** start of Quoted passage **

Lecture: 4 hours per week
OR
Lecture/Seminar: 2 hours lecture and 2 hours seminar
Lectures and group discussions.
- Professional standards, ethics and legal liability.
- Audit objectives, evidence, procedures and documentation.
- Planning, materiality and risk.
- Internal control.
- Audit sampling.
- Computer auditing including the use of data analytics as an audit tool.
- Revenue and collection cycle and acquisition and expenditure cycle.
- Inventory and capital asset balances, production and payroll cycle, and finance and investment cycle.
- Investments, long term debt and shareholders’ equity balances, and completion of the audit.
At the end of the course, the successful student should be able to:
- Discuss the environmental context and issues relating to the attest function;
- Plan an audit taking into account concepts of evidence, risk and materiality;
- Evaluate internal controls;
- Explain sampling techniques and auditing in a computer environment using data analytics where appropriate;
- Discuss and perform audit procedures as and when appropriate;
- Explain the importance of data integrity and systems reliability in supporting effective decision making.

** end of Quoted passage **
** start of Collected material **

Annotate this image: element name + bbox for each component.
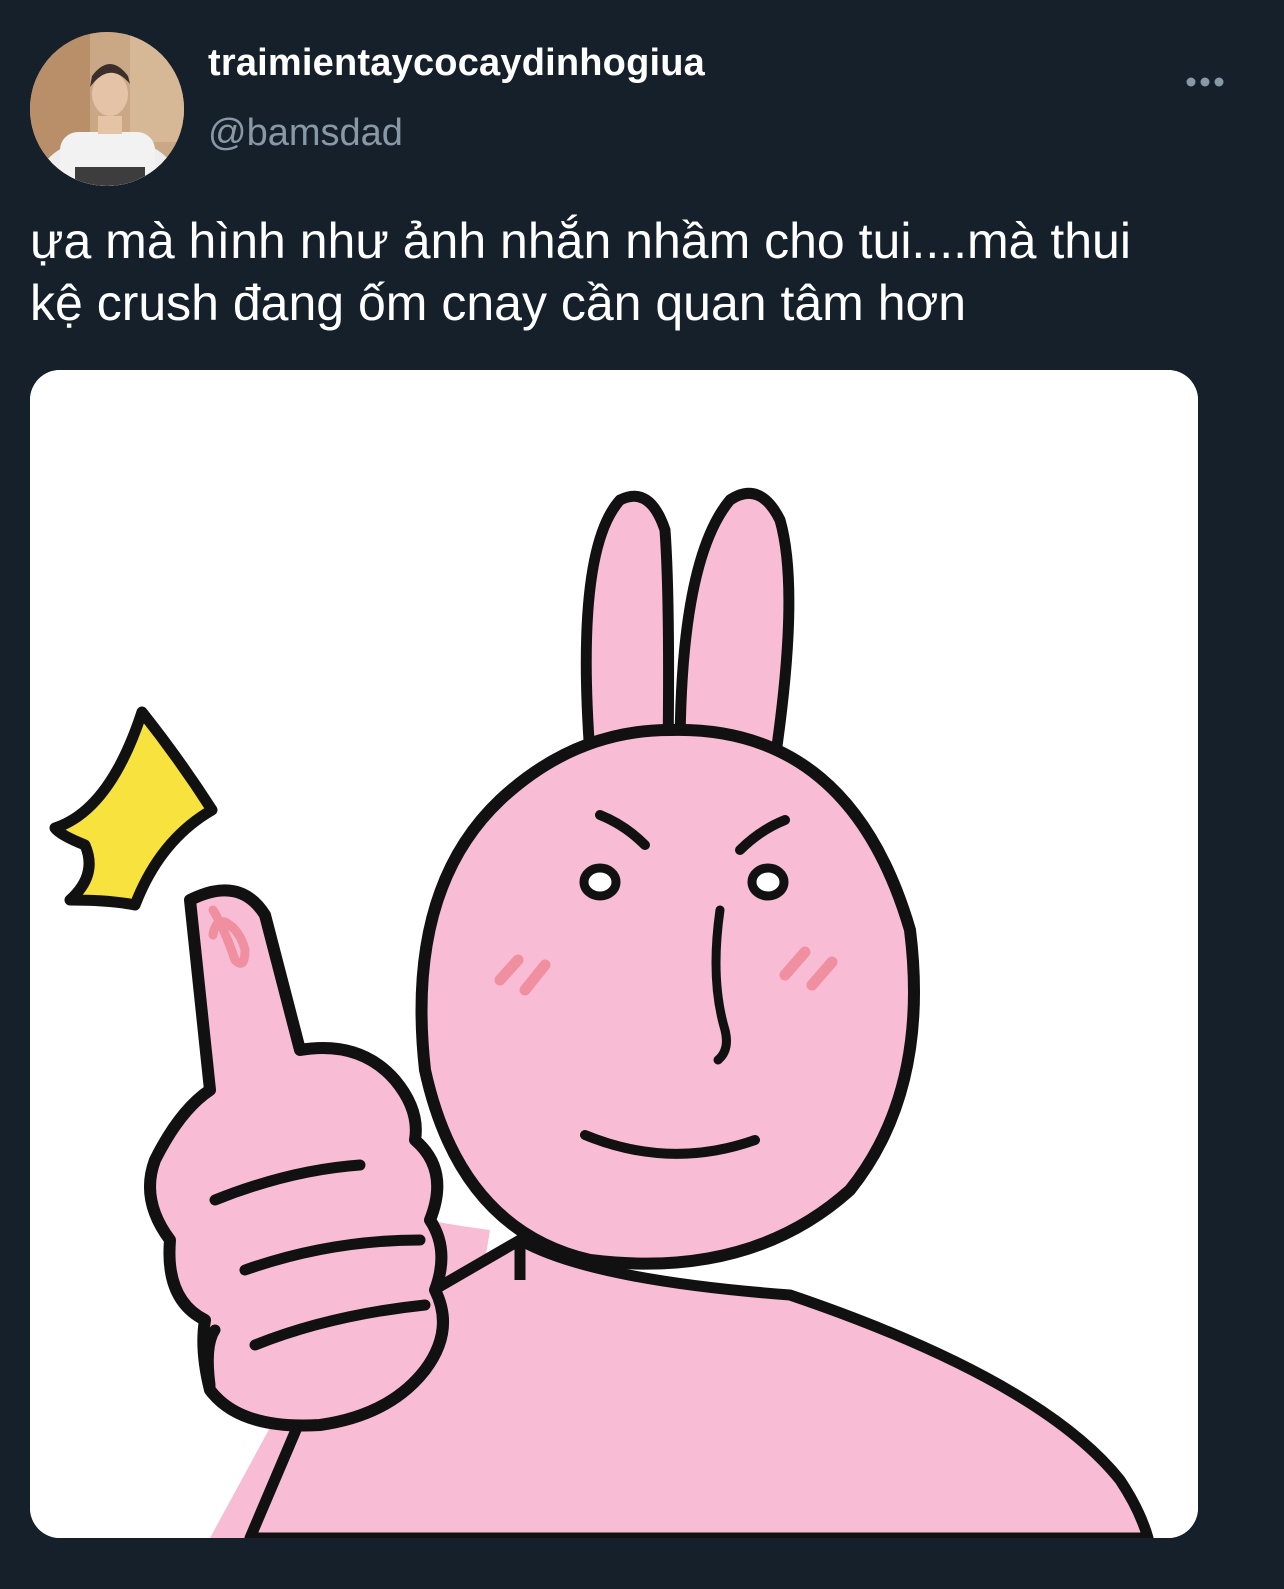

** end of Collected material **

**Objective 1:** Give the auditing course outline again, starting with "- Audit objectives, evidence, procedures" and going on through "an audit tool.", and substitute "significance" for "materiality".
**Objective 2:** Pick up the auditing course outline after its last line and keep writing it.
You won't need the data for this.

**Task output 1:**
- Audit objectives, evidence, procedures and documentation.
- Planning, significance and risk.
- Internal control.
- Audit sampling.
- Computer auditing including the use of data analytics as an audit tool.

**Task output 2:**
Assignments/projects/cases/tests | 30% |
Midterm examination | 35% |
Final examination | 35% |
100% |
Evaluation will be carried out in accordance with the Douglas College Evaluation Policy.
STUDENTS MUST WRITE BOTH THE MIDTERM EXAMINATION AND THE FINAL EXAMINATION TO PASS THE COURSE.
To pass this course, students must obtain a minimum of 50% on invigilated assessments, with the 50% calculated on a weighted average basis.
Invigilated assessments include, in-class quizzes, in-class tests, midterm exam(s) and the final exam.
Students may conduct research as part of their coursework in this class. Instructors for the course are responsible for ensuring that student research projects comply with College policies on ethical conduct for research involving humans, which can require obtaining Informed Consent from participants and getting the approval of the Douglas College Research Ethics Board prior to conducting the research.
Textbooks and Materials to be Purchased by Students
Robertson & Smieliauskas, Auditing: An International Approach, latest Canadian edition. McGraw-Hill Ryerson, Toronto, or other textbooks as approved by the accounting department.
Instructor compiled materials (if applicable).
Faculty of Commerce and Business Administration approved calculators
ACCT 3880 with a grade of C or better
AND
[ACCT 3310 with a grade of C or better AND ACCT 3410 with a grade of C or better AND (BUSN 2429 with a grade of C or better OR BUSN 3431 with a grade of C or better)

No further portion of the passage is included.